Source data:
********
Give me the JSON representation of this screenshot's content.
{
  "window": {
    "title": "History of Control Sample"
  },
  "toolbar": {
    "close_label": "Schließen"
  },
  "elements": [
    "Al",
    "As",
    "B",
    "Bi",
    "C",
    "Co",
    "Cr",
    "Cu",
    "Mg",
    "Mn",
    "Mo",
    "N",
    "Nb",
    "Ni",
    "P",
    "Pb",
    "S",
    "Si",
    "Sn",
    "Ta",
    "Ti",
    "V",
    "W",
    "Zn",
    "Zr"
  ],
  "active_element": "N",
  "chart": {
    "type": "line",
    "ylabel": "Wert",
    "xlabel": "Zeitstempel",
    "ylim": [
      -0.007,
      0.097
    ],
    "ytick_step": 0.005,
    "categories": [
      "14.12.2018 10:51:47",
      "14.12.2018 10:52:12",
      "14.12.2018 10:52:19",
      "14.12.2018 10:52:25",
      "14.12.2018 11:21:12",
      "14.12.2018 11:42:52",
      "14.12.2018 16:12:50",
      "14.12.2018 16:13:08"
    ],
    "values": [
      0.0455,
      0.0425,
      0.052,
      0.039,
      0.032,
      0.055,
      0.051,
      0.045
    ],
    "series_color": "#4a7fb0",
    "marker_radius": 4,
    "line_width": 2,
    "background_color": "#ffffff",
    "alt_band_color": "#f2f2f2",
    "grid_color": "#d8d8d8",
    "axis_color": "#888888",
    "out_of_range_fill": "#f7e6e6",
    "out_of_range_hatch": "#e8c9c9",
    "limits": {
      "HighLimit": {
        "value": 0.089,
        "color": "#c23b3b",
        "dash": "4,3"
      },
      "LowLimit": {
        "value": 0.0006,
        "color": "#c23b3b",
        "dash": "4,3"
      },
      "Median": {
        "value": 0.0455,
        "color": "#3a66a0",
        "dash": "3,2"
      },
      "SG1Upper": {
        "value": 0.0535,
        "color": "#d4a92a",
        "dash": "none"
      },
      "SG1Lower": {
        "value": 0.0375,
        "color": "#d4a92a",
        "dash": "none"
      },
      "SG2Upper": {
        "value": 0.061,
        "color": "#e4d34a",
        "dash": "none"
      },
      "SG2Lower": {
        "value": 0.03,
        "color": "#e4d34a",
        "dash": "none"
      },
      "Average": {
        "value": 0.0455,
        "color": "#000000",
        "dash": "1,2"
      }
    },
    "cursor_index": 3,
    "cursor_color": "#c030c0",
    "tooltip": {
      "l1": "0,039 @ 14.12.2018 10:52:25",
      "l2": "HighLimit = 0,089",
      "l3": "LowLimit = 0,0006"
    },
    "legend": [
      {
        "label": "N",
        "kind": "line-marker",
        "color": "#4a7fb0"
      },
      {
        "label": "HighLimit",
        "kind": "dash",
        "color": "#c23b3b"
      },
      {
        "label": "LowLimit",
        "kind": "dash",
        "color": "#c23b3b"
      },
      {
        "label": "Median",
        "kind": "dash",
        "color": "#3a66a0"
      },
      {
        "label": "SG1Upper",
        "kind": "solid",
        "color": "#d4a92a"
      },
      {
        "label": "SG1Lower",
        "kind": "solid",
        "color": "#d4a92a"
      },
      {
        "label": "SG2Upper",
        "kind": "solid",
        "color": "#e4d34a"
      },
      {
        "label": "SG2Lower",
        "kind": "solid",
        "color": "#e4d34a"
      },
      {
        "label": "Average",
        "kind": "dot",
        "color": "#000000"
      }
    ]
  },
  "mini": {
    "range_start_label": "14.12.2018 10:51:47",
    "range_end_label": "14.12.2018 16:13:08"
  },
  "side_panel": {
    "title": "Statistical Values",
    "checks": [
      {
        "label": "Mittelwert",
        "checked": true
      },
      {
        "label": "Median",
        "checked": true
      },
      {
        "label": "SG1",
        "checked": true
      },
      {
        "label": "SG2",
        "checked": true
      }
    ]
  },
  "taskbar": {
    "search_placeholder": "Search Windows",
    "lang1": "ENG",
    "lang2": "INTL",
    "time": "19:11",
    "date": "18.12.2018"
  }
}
********
◆ **TASK INSTRUCTIONS**
Search the records for the word "LowLimit" and copy every line where it occurs.

◆ **THE SOLUTION**
      "LowLimit": {
      "l3": "LowLimit = 0,0006"
        "label": "LowLimit",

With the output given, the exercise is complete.